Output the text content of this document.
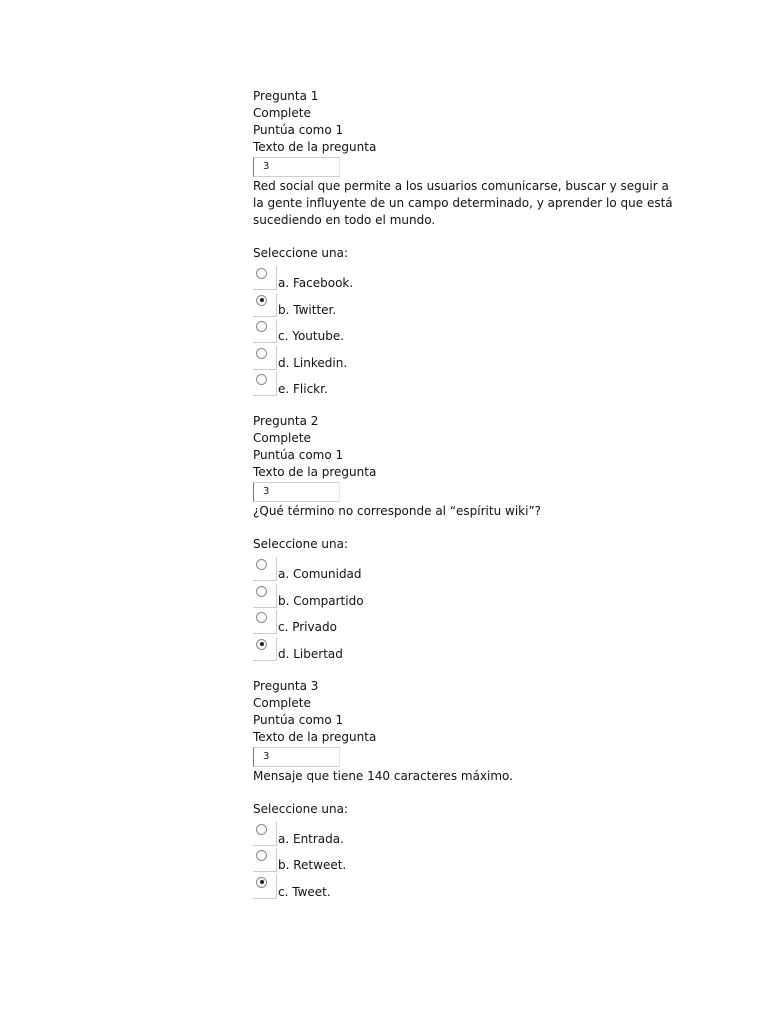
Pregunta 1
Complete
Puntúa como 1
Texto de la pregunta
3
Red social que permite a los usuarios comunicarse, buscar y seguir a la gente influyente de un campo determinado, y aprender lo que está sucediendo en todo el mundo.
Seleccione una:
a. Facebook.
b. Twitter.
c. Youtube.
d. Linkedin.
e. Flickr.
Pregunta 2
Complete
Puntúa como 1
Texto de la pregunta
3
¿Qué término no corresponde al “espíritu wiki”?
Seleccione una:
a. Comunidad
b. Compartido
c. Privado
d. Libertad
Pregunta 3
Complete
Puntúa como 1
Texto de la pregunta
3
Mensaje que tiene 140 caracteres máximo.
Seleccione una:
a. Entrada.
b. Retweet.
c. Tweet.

WRITTEN EXERCISE -
Copy out the whole listing exactly, and don't carry over any pictures.

COMPLETE RESPONSE -
Output the text content of this document.
Pregunta 1
Complete
Puntúa como 1
Texto de la pregunta
3
Red social que permite a los usuarios comunicarse, buscar y seguir a la gente influyente de un campo determinado, y aprender lo que está sucediendo en todo el mundo.
Seleccione una:
a. Facebook.
b. Twitter.
c. Youtube.
d. Linkedin.
e. Flickr.
Pregunta 2
Complete
Puntúa como 1
Texto de la pregunta
3
¿Qué término no corresponde al “espíritu wiki”?
Seleccione una:
a. Comunidad
b. Compartido
c. Privado
d. Libertad
Pregunta 3
Complete
Puntúa como 1
Texto de la pregunta
3
Mensaje que tiene 140 caracteres máximo.
Seleccione una:
a. Entrada.
b. Retweet.
c. Tweet.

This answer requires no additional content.